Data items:
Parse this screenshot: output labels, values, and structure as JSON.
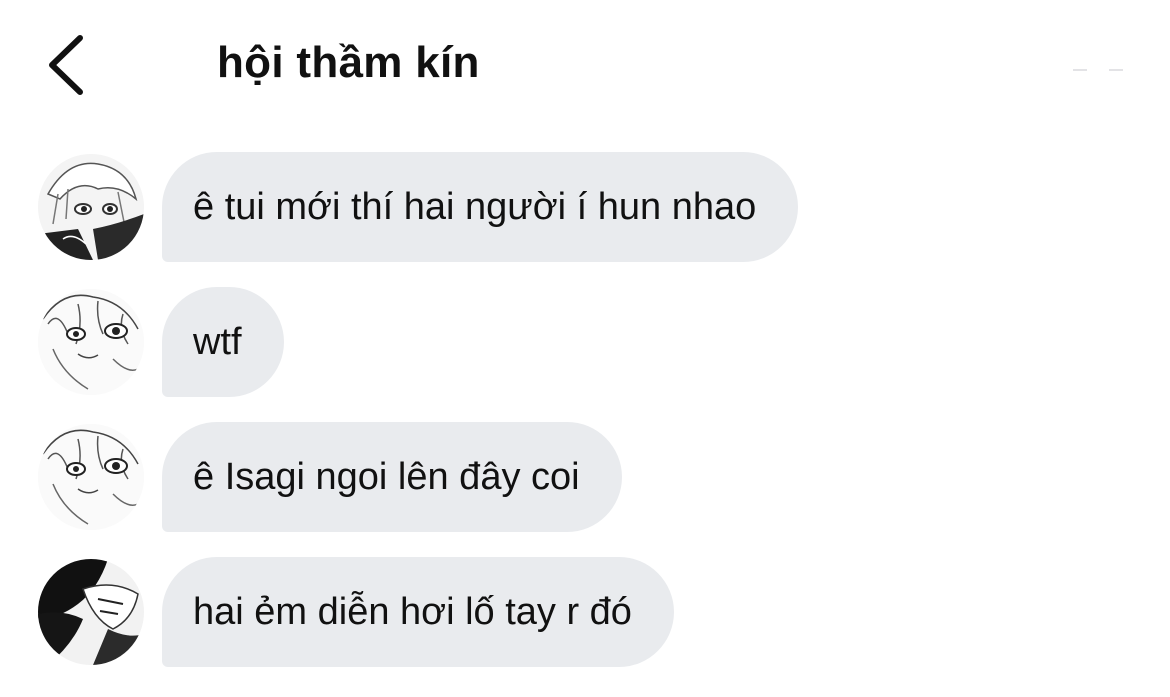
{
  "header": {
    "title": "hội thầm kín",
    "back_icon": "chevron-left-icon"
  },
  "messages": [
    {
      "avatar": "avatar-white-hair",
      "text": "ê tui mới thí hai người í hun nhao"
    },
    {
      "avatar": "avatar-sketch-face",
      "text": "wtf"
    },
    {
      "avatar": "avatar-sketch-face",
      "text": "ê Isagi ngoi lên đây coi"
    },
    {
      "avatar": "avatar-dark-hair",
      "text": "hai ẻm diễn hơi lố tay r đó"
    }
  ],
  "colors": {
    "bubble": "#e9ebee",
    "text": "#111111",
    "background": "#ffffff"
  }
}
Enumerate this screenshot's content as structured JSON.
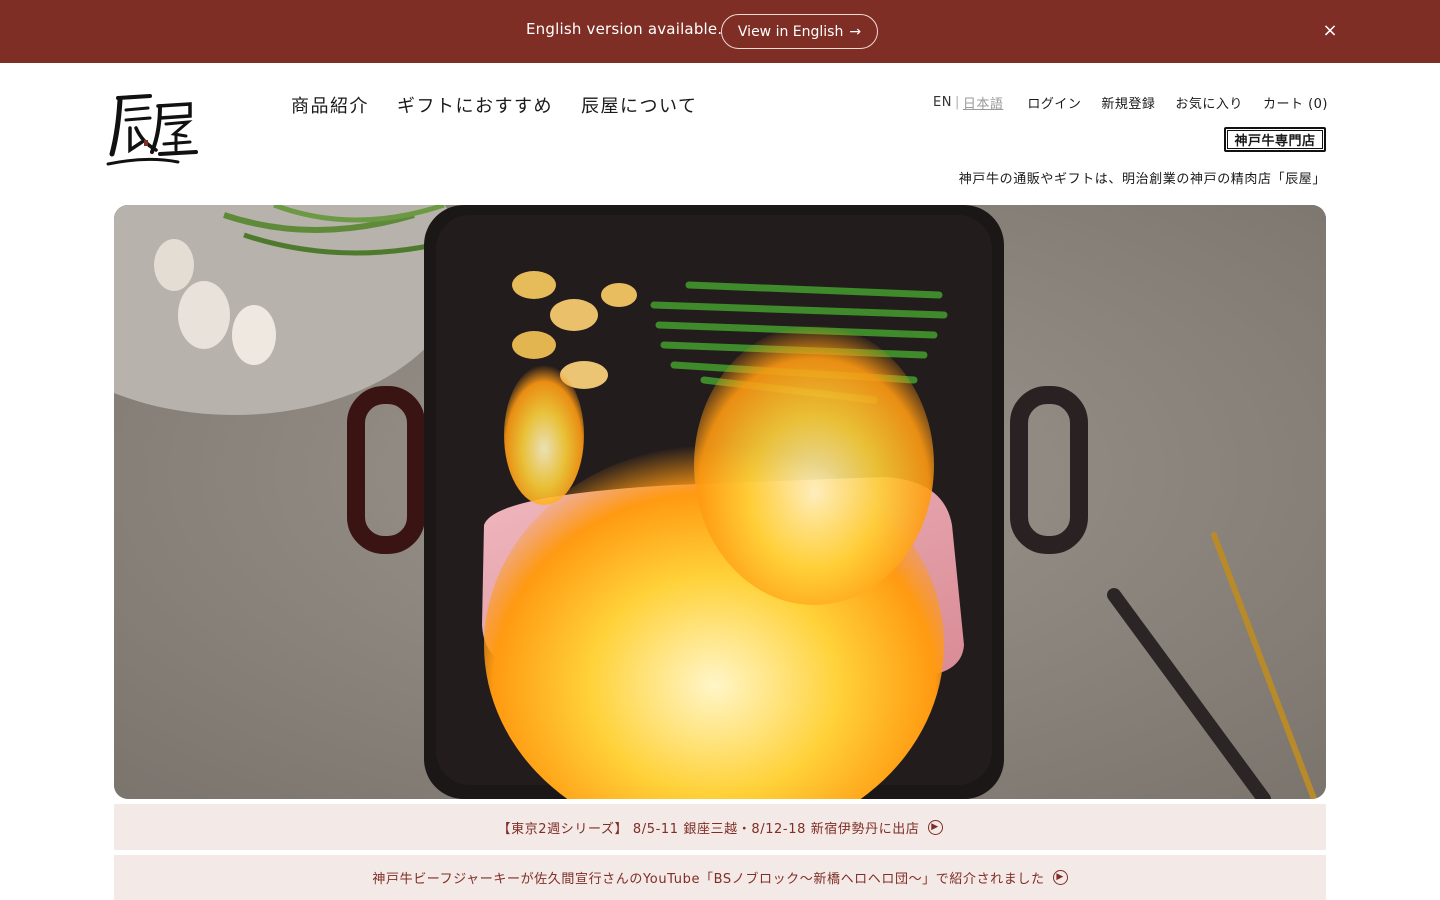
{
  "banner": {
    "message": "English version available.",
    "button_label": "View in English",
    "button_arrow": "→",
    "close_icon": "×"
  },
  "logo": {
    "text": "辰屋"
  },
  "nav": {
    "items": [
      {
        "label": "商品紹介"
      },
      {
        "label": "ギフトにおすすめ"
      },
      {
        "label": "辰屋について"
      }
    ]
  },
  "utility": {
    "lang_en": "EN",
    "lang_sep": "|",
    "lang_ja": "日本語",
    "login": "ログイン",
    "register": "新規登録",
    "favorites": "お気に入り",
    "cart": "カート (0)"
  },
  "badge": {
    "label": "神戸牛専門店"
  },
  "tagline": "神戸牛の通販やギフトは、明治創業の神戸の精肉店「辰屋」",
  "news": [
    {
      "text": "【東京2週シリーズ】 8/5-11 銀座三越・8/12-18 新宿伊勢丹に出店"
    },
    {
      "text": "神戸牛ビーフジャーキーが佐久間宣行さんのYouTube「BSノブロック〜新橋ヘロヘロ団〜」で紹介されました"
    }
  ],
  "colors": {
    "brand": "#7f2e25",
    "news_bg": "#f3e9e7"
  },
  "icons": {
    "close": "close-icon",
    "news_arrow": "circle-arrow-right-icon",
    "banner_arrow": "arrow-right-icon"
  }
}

**Problem to solve:** Retype each line of the listing above word for word. Exclude the pictures.

**Result for this exercise:**
Parse this screenshot: output labels, values, and structure as JSON.
{
  "header": {
    "title": "hội thầm kín",
    "back_icon": "chevron-left-icon"
  },
  "messages": [
    {
      "avatar": "avatar-white-hair",
      "text": "ê tui mới thí hai người í hun nhao"
    },
    {
      "avatar": "avatar-sketch-face",
      "text": "wtf"
    },
    {
      "avatar": "avatar-sketch-face",
      "text": "ê Isagi ngoi lên đây coi"
    },
    {
      "avatar": "avatar-dark-hair",
      "text": "hai ẻm diễn hơi lố tay r đó"
    }
  ],
  "colors": {
    "bubble": "#e9ebee",
    "text": "#111111",
    "background": "#ffffff"
  }
}
Enumerate this screenshot's content as structured JSON.
{
  "banner": {
    "message": "English version available.",
    "button_label": "View in English",
    "button_arrow": "→",
    "close_icon": "×"
  },
  "logo": {
    "text": "辰屋"
  },
  "nav": {
    "items": [
      {
        "label": "商品紹介"
      },
      {
        "label": "ギフトにおすすめ"
      },
      {
        "label": "辰屋について"
      }
    ]
  },
  "utility": {
    "lang_en": "EN",
    "lang_sep": "|",
    "lang_ja": "日本語",
    "login": "ログイン",
    "register": "新規登録",
    "favorites": "お気に入り",
    "cart": "カート (0)"
  },
  "badge": {
    "label": "神戸牛専門店"
  },
  "tagline": "神戸牛の通販やギフトは、明治創業の神戸の精肉店「辰屋」",
  "news": [
    {
      "text": "【東京2週シリーズ】 8/5-11 銀座三越・8/12-18 新宿伊勢丹に出店"
    },
    {
      "text": "神戸牛ビーフジャーキーが佐久間宣行さんのYouTube「BSノブロック〜新橋ヘロヘロ団〜」で紹介されました"
    }
  ],
  "colors": {
    "brand": "#7f2e25",
    "news_bg": "#f3e9e7"
  },
  "icons": {
    "close": "close-icon",
    "news_arrow": "circle-arrow-right-icon",
    "banner_arrow": "arrow-right-icon"
  }
}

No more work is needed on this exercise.